- Dataset entries
%%

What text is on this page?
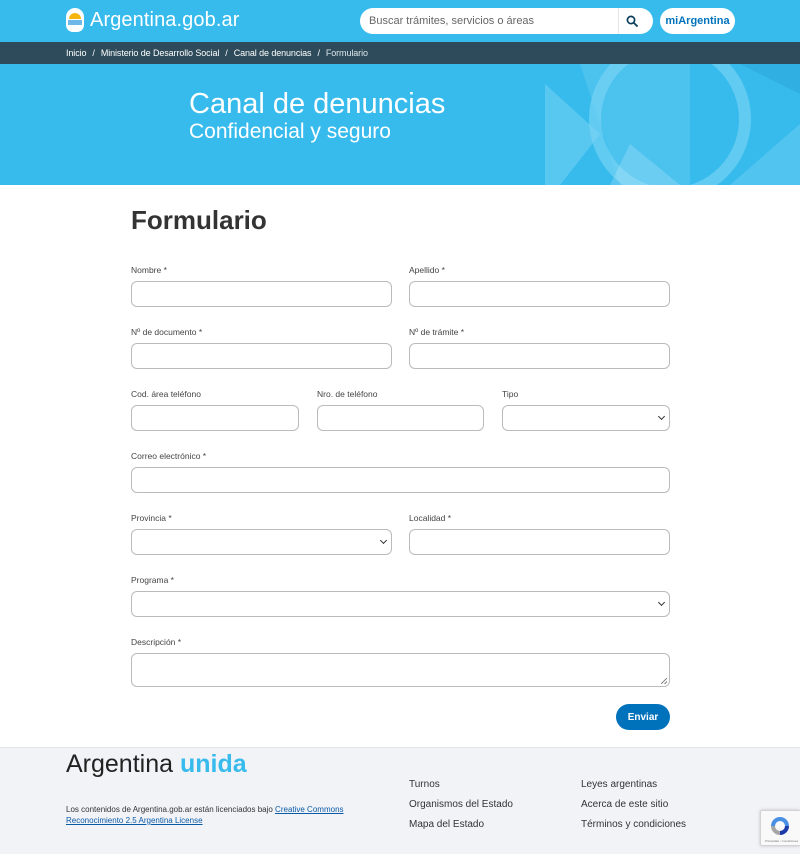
Argentina.gob.ar
Buscar trámites, servicios o áreas	miArgentina
Inicio / Ministerio de Desarrollo Social / Canal de denuncias / Formulario
Canal de denuncias
Confidencial y seguro
Formulario
Nombre *	Apellido *
Nº de documento *	Nº de trámite *
Cod. área teléfono	Nro. de teléfono	Tipo
Correo electrónico *
Provincia *	Localidad *
Programa *
Descripción *
Enviar
Argentina unida
Los contenidos de Argentina.gob.ar están licenciados bajo Creative Commons Reconocimiento 2.5 Argentina License
Turnos
Organismos del Estado
Mapa del Estado
Leyes argentinas
Acerca de este sitio
Términos y condiciones
Privacidad - Condiciones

%%

- TASK INSTRUCTIONS
Reproduce each entry verbatim, excluding any embedded images.

- FULL RESPONSE
What text is on this page?
Argentina.gob.ar
Buscar trámites, servicios o áreas	miArgentina
Inicio / Ministerio de Desarrollo Social / Canal de denuncias / Formulario
Canal de denuncias
Confidencial y seguro
Formulario
Nombre *	Apellido *
Nº de documento *	Nº de trámite *
Cod. área teléfono	Nro. de teléfono	Tipo
Correo electrónico *
Provincia *	Localidad *
Programa *
Descripción *
Enviar
Argentina unida
Los contenidos de Argentina.gob.ar están licenciados bajo Creative Commons Reconocimiento 2.5 Argentina License
Turnos
Organismos del Estado
Mapa del Estado
Leyes argentinas
Acerca de este sitio
Términos y condiciones
Privacidad - Condiciones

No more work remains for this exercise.